┌─ TEXTO DE LEITURA

Apesar de sublinhar que o Governo não desvaloriza a perda destes empregos, Galamba sublinhou que em termos líquidos Portugal o saldo é muito positivo e que a situação nacional não é comparável com a de outros países muito mais dependentes dos combustíveis fósseis, como é a Polónia, por exemplo, onde o custo laboral pode atingir os 100 mil empregos.

Falta de meios no terreno

Com todos os oradores a concordar sobre a urgência da transição energética para fazer face às alterações climáticas, coube a João Bernardo, responsável pela Direção-geral da Energia e Geologia (DGEG) alertar para a falta de quadros da sua organização para poder implementar as mudanças necessárias no terreno.

“Temos os recursos suficientes para manter o barco na forma em que está. Para responder ao desafio da reforma energética não. Mas estamos a tomar medidas para isso”, disse João Bernardo.

Segundo o diretor-geral foi aprovada já a contratação de 90 trabalhadores, mas existem dificuldades. Para começar, os novos funcionários entrarão para a base, recebendo por isso salários mais baixos, ao contrário do que desejava o responsável, o que pode dificultar o recrutamento. “Veremos se é possível”, diz, esclarecendo que já foram contratados 11, mas faltam cerca de 80.

“A média de idades no DGEG é de 58 anos. Preocupa-nos renovar os quadros para podermos fazer um processo de transição”, afirma.

“Negacionistas na prática”

Também presente neste painel esteve Artur Trindade, ex-secretário de Estado da Energia, que falou da dimensão do investimento necessário para poder fazer a transição energética em Portugal, rejeitando a proposta de Andreia Galvão de que o setor seja colocado nas mãos do Estado, para evitar desigualdades.

“Precisamos de fazer uma transição justa, mas num contexto de emergência. Não devemos estar descansados, face à gravidade do desafio, que é enorme. Também temos os nossos negacionistas, como os da COVID, mas é uma situação energética que obriga a um grande investimento, por isso não concordo sobre o controlo público, esse caminho, que é mais o da Venezuela, não nos permite lidar com a eficácia e ajustiça do processo, e a rapidez necessária.”

└─

ENUNCIADO 1: Como fica em inglês a frase “A média de idades no DGEG é de 58 anos.”, retirada do texto sobre a transição energética?
ENUNCIADO 2: Reproduza fielmente o trecho do texto sobre a transição energética que começa em "Apesar de sublinhar" e termina em "100 mil empregos.".
ENUNCIADO 3: Retome o texto sobre a transição energética em Portugal e escreva a sua continuação a partir da última frase.

┌─ DADOS FORNECIDOS

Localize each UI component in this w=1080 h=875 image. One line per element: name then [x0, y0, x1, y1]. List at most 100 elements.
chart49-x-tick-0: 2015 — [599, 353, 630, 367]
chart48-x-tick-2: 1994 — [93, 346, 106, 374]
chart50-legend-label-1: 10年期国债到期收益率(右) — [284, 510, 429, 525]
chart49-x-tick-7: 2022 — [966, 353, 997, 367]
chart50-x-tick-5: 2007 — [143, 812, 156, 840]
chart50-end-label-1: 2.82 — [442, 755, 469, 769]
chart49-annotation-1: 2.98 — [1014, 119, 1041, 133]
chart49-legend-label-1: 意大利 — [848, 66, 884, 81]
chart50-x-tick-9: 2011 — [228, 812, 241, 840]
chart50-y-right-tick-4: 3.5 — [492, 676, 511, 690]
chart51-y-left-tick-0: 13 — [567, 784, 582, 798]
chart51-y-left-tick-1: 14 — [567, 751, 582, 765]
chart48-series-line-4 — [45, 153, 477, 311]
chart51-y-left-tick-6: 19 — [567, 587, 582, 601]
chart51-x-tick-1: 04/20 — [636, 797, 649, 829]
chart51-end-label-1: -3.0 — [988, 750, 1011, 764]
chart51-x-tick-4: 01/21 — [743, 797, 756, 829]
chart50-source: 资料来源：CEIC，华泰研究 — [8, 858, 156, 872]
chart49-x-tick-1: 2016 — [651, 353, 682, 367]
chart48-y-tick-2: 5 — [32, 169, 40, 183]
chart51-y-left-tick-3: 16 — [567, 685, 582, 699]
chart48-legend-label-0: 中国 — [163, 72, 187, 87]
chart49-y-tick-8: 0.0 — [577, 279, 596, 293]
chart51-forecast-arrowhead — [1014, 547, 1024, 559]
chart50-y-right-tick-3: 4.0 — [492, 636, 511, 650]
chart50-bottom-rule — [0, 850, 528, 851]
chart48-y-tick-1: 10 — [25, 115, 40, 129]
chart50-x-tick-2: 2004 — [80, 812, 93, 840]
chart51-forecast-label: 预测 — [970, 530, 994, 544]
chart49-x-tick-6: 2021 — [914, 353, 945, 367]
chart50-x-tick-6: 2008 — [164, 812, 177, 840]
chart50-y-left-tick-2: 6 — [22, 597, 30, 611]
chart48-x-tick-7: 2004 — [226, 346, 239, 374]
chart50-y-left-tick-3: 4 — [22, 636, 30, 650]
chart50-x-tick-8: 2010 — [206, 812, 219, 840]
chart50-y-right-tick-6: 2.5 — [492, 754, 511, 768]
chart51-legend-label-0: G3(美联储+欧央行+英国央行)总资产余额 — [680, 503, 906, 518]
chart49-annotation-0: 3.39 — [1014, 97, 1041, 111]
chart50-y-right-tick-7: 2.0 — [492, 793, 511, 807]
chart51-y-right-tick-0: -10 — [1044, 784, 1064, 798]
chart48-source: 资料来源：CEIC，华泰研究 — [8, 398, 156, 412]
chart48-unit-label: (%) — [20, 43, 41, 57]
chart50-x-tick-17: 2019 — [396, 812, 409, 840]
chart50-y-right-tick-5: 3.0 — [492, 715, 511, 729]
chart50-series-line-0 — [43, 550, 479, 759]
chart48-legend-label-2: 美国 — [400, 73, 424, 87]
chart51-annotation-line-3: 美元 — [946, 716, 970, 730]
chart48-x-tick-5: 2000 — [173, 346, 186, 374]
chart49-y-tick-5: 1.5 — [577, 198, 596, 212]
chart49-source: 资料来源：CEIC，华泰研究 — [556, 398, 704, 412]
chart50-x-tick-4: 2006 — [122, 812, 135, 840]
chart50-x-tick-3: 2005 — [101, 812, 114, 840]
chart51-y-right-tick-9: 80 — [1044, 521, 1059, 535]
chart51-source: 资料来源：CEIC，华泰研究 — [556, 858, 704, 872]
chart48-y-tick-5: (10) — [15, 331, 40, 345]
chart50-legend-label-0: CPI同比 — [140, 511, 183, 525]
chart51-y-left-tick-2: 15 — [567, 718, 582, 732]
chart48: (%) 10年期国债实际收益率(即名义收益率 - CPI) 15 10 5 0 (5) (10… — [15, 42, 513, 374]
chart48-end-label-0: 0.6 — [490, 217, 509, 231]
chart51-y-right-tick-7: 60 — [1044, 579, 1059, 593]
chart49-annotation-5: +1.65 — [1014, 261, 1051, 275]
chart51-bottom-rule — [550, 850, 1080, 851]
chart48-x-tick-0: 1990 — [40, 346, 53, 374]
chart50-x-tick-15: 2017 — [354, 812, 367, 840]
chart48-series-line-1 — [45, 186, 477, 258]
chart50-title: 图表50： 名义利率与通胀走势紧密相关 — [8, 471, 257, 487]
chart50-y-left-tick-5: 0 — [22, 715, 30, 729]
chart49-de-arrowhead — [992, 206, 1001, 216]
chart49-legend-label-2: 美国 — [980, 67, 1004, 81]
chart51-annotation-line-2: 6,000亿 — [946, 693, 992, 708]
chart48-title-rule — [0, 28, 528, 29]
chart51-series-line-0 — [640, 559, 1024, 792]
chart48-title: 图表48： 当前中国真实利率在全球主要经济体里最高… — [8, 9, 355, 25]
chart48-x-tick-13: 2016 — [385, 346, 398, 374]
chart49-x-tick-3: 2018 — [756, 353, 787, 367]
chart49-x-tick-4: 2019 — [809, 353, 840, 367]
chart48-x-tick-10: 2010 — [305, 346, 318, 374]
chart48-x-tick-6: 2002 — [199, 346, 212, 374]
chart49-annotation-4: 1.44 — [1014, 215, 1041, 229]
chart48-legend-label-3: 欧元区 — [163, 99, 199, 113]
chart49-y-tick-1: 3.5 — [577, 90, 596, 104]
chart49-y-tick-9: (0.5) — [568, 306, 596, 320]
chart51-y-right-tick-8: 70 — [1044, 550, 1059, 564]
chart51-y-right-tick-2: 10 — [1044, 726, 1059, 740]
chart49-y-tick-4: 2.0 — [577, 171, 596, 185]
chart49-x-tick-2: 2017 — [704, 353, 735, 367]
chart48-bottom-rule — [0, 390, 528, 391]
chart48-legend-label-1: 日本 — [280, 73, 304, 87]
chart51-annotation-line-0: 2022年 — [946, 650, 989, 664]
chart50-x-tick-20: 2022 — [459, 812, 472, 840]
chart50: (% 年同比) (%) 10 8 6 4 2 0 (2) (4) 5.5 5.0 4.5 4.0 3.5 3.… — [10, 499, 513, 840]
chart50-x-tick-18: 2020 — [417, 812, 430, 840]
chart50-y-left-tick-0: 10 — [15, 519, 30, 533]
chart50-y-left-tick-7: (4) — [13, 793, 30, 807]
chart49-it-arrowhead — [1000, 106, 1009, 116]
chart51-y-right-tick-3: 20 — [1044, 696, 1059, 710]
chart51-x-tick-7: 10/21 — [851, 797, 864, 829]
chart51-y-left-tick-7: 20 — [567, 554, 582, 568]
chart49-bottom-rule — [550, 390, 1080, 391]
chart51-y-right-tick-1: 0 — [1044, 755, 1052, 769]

└─

RESULTADO 1: The average age at the DGEG is 58.

RESULTADO 2:
Apesar de sublinhar que o Governo não desvaloriza a perda destes empregos, Galamba sublinhou que em termos líquidos Portugal o saldo é muito positivo e que a situação nacional não é comparável com a de outros países muito mais dependentes dos combustíveis fósseis, como é a Polónia, por exemplo, onde o custo laboral pode atingir os 100 mil empregos.

RESULTADO 3:
“Portugal e Espanha vai custar 200 mil milhões de euros. Se for para o Estado fazer isso, ninguém vai fazer nada, por isso tem de ser feito com investimentos privados”, insistiu.

Em resposta, a universitária e ativista disse que se preocupa mais com os “negacionistas na prática”, desde pessoas a grandes empresas que reconhecendo a realidade do problema não alteram os seus comportamentos

“A transição energética não é só uma coisa de crescimento económico, é mesmo um caminho que temos de fazer”, disse.

A conferência 20 anos de Energia, 20 anos da ADENE conta com a presença de várias personalidades públicas e políticas, incluindo o ministro do Ambiente e da Ação Climática, João Matos Fernandes, o secretário de Estado Adjunto e da Energia, João Galamba, António Costa Silva, responsável pelo Plano de Recuperação e Resiliência e outros especialistas e ativistas na área da energia e da sustentabilidade.

A ADENE é uma agência pública que tem por objetivo “promover e realizar atividades de interesse público na área da energia e seus interfaces com outras políticas setoriais, em articulação com as demais entidades com atribuições nestes domínios, e ainda promover e realizar atividades de interesse público nas áreas do uso eficiente da água e da eficiência energética na mobilidade”, segundo se pode ler no site.

Entre as suas responsabilidades incluem-se a colaboração com políticas de eficiência energética, a promoção de projetos na área da eficiência energética e hídrica, bem como de energias e tecnologias limpas.